**GIVEN REQUEST**
Repeat the records in full and exactly, omitting pictures.

**RECORDS FOR THIS EXERCISE**
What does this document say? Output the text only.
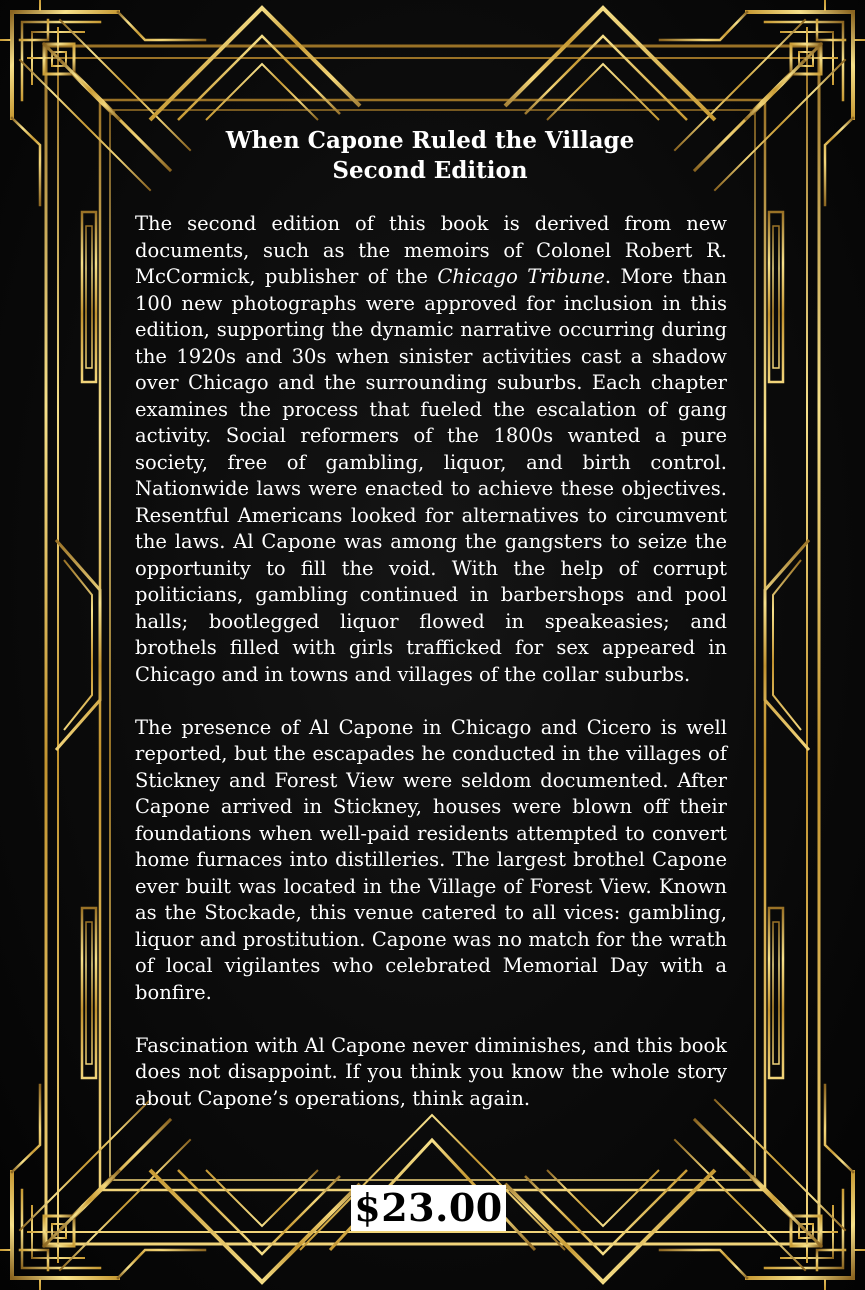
When Capone Ruled the Village
Second Edition

The second edition of this book is derived from new documents, such as the memoirs of Colonel Robert R. McCormick, publisher of the Chicago Tribune. More than 100 new photographs were approved for inclusion in this edition, supporting the dynamic narrative occurring during the 1920s and 30s when sinister activities cast a shadow over Chicago and the surrounding suburbs. Each chapter examines the process that fueled the escalation of gang activity. Social reformers of the 1800s wanted a pure society, free of gambling, liquor, and birth control. Nationwide laws were enacted to achieve these objectives. Resentful Americans looked for alternatives to circumvent the laws. Al Capone was among the gangsters to seize the opportunity to fill the void. With the help of corrupt politicians, gambling continued in barbershops and pool halls; bootlegged liquor flowed in speakeasies; and brothels filled with girls trafficked for sex appeared in Chicago and in towns and villages of the collar suburbs.

The presence of Al Capone in Chicago and Cicero is well reported, but the escapades he conducted in the villages of Stickney and Forest View were seldom documented. After Capone arrived in Stickney, houses were blown off their foundations when well-paid residents attempted to convert home furnaces into distilleries. The largest brothel Capone ever built was located in the Village of Forest View. Known as the Stockade, this venue catered to all vices: gambling, liquor and prostitution. Capone was no match for the wrath of local vigilantes who celebrated Memorial Day with a bonfire.

Fascination with Al Capone never diminishes, and this book does not disappoint. If you think you know the whole story about Capone’s operations, think again.

$23.00
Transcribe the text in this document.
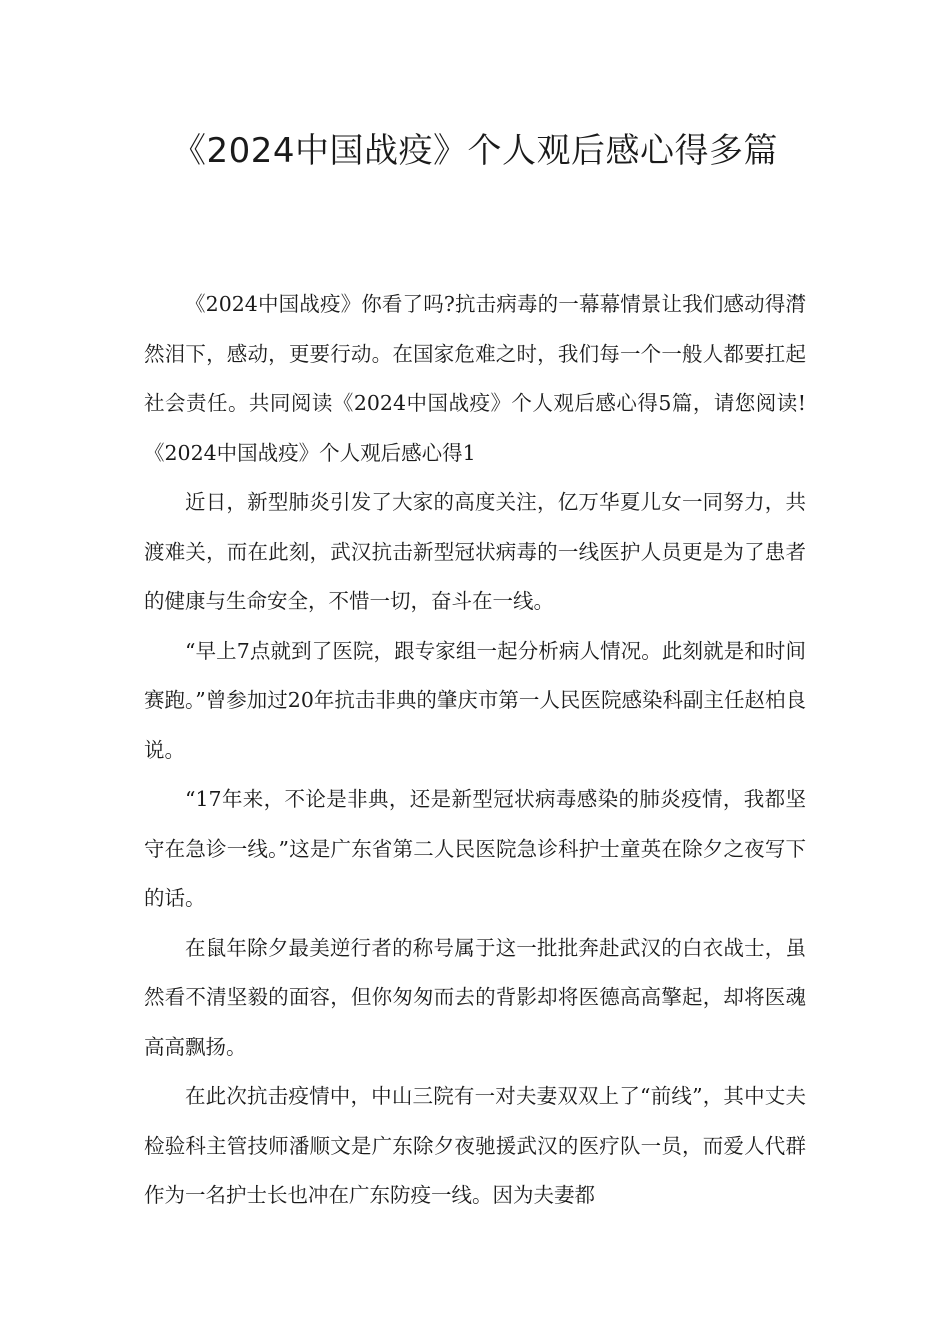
《2024中国战疫》个人观后感心得多篇

《2024中国战疫》你看了吗?抗击病毒的一幕幕情景让我们感动得潸然泪下，感动，更要行动。在国家危难之时，我们每一个一般人都要扛起社会责任。共同阅读《2024中国战疫》个人观后感心得5篇，请您阅读!《2024中国战疫》个人观后感心得1

近日，新型肺炎引发了大家的高度关注，亿万华夏儿女一同努力，共渡难关，而在此刻，武汉抗击新型冠状病毒的一线医护人员更是为了患者的健康与生命安全，不惜一切，奋斗在一线。

“早上7点就到了医院，跟专家组一起分析病人情况。此刻就是和时间赛跑。”曾参加过20年抗击非典的肇庆市第一人民医院感染科副主任赵柏良说。

“17年来，不论是非典，还是新型冠状病毒感染的肺炎疫情，我都坚守在急诊一线。”这是广东省第二人民医院急诊科护士童英在除夕之夜写下的话。

在鼠年除夕最美逆行者的称号属于这一批批奔赴武汉的白衣战士，虽然看不清坚毅的面容，但你匆匆而去的背影却将医德高高擎起，却将医魂高高飘扬。

在此次抗击疫情中，中山三院有一对夫妻双双上了“前线”，其中丈夫检验科主管技师潘顺文是广东除夕夜驰援武汉的医疗队一员，而爱人代群作为一名护士长也冲在广东防疫一线。因为夫妻都
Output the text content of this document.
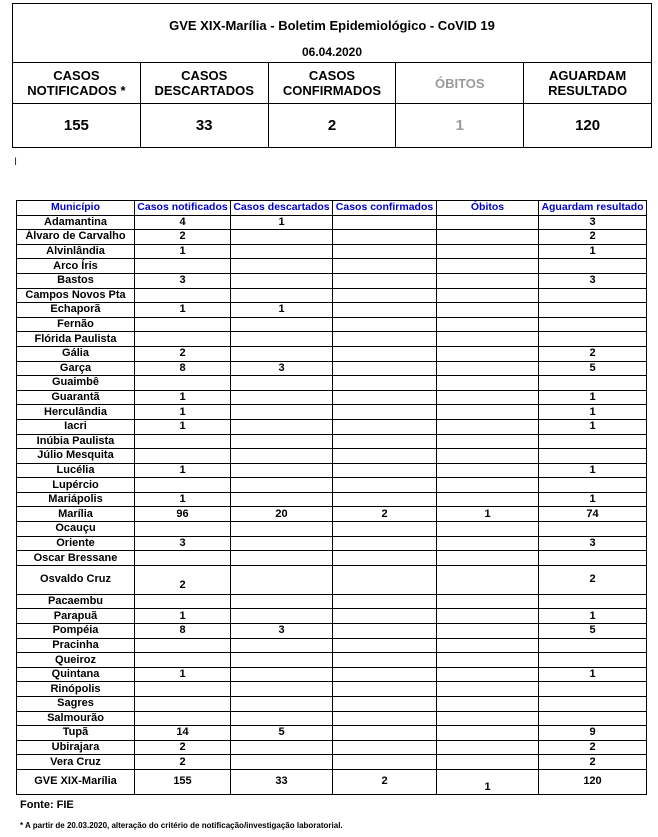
GVE XIX-Marília - Boletim Epidemiológico - CoVID 19
06.04.2020
CASOS NOTIFICADOS *
155
CASOS DESCARTADOS
33
CASOS CONFIRMADOS
2
ÓBITOS
1
AGUARDAM RESULTADO
120
I
Município	Casos notificados	Casos descartados	Casos confirmados	Óbitos	Aguardam resultado
Adamantina	4	1			3
Álvaro de Carvalho	2				2
Alvinlândia	1				1
Arco Íris					
Bastos	3				3
Campos Novos Pta					
Echaporã	1	1			
Fernão					
Flórida Paulista					
Gália	2				2
Garça	8	3			5
Guaimbê					
Guarantã	1				1
Herculândia	1				1
Iacri	1				1
Inúbia Paulista					
Júlio Mesquita					
Lucélia	1				1
Lupércio					
Mariápolis	1				1
Marília	96	20	2	1	74
Ocauçu					
Oriente	3				3
Oscar Bressane					
Osvaldo Cruz	2				2
Pacaembu					
Parapuã	1				1
Pompéia	8	3			5
Pracinha					
Queiroz					
Quintana	1				1
Rinópolis					
Sagres					
Salmourão					
Tupã	14	5			9
Ubirajara	2				2
Vera Cruz	2				2
GVE XIX-Marília	155	33	2	1	120
Fonte: FIE
* A partir de 20.03.2020, alteração do critério de notificação/investigação laboratorial.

**EXERCISE SOLUTION**
What does this document say? Output the text only.
When Capone Ruled the Village
Second Edition

The second edition of this book is derived from new documents, such as the memoirs of Colonel Robert R. McCormick, publisher of the Chicago Tribune. More than 100 new photographs were approved for inclusion in this edition, supporting the dynamic narrative occurring during the 1920s and 30s when sinister activities cast a shadow over Chicago and the surrounding suburbs. Each chapter examines the process that fueled the escalation of gang activity. Social reformers of the 1800s wanted a pure society, free of gambling, liquor, and birth control. Nationwide laws were enacted to achieve these objectives. Resentful Americans looked for alternatives to circumvent the laws. Al Capone was among the gangsters to seize the opportunity to fill the void. With the help of corrupt politicians, gambling continued in barbershops and pool halls; bootlegged liquor flowed in speakeasies; and brothels filled with girls trafficked for sex appeared in Chicago and in towns and villages of the collar suburbs.

The presence of Al Capone in Chicago and Cicero is well reported, but the escapades he conducted in the villages of Stickney and Forest View were seldom documented. After Capone arrived in Stickney, houses were blown off their foundations when well-paid residents attempted to convert home furnaces into distilleries. The largest brothel Capone ever built was located in the Village of Forest View. Known as the Stockade, this venue catered to all vices: gambling, liquor and prostitution. Capone was no match for the wrath of local vigilantes who celebrated Memorial Day with a bonfire.

Fascination with Al Capone never diminishes, and this book does not disappoint. If you think you know the whole story about Capone’s operations, think again.

$23.00
Transcribe the text in this document.
《2024中国战疫》个人观后感心得多篇

《2024中国战疫》你看了吗?抗击病毒的一幕幕情景让我们感动得潸然泪下，感动，更要行动。在国家危难之时，我们每一个一般人都要扛起社会责任。共同阅读《2024中国战疫》个人观后感心得5篇，请您阅读!《2024中国战疫》个人观后感心得1

近日，新型肺炎引发了大家的高度关注，亿万华夏儿女一同努力，共渡难关，而在此刻，武汉抗击新型冠状病毒的一线医护人员更是为了患者的健康与生命安全，不惜一切，奋斗在一线。

“早上7点就到了医院，跟专家组一起分析病人情况。此刻就是和时间赛跑。”曾参加过20年抗击非典的肇庆市第一人民医院感染科副主任赵柏良说。

“17年来，不论是非典，还是新型冠状病毒感染的肺炎疫情，我都坚守在急诊一线。”这是广东省第二人民医院急诊科护士童英在除夕之夜写下的话。

在鼠年除夕最美逆行者的称号属于这一批批奔赴武汉的白衣战士，虽然看不清坚毅的面容，但你匆匆而去的背影却将医德高高擎起，却将医魂高高飘扬。

在此次抗击疫情中，中山三院有一对夫妻双双上了“前线”，其中丈夫检验科主管技师潘顺文是广东除夕夜驰援武汉的医疗队一员，而爱人代群作为一名护士长也冲在广东防疫一线。因为夫妻都
Output the text content of this document.
GVE XIX-Marília - Boletim Epidemiológico - CoVID 19
06.04.2020
CASOS NOTIFICADOS *
155
CASOS DESCARTADOS
33
CASOS CONFIRMADOS
2
ÓBITOS
1
AGUARDAM RESULTADO
120
I
Município	Casos notificados	Casos descartados	Casos confirmados	Óbitos	Aguardam resultado
Adamantina	4	1			3
Álvaro de Carvalho	2				2
Alvinlândia	1				1
Arco Íris					
Bastos	3				3
Campos Novos Pta					
Echaporã	1	1			
Fernão					
Flórida Paulista					
Gália	2				2
Garça	8	3			5
Guaimbê					
Guarantã	1				1
Herculândia	1				1
Iacri	1				1
Inúbia Paulista					
Júlio Mesquita					
Lucélia	1				1
Lupércio					
Mariápolis	1				1
Marília	96	20	2	1	74
Ocauçu					
Oriente	3				3
Oscar Bressane					
Osvaldo Cruz	2				2
Pacaembu					
Parapuã	1				1
Pompéia	8	3			5
Pracinha					
Queiroz					
Quintana	1				1
Rinópolis					
Sagres					
Salmourão					
Tupã	14	5			9
Ubirajara	2				2
Vera Cruz	2				2
GVE XIX-Marília	155	33	2	1	120
Fonte: FIE
* A partir de 20.03.2020, alteração do critério de notificação/investigação laboratorial.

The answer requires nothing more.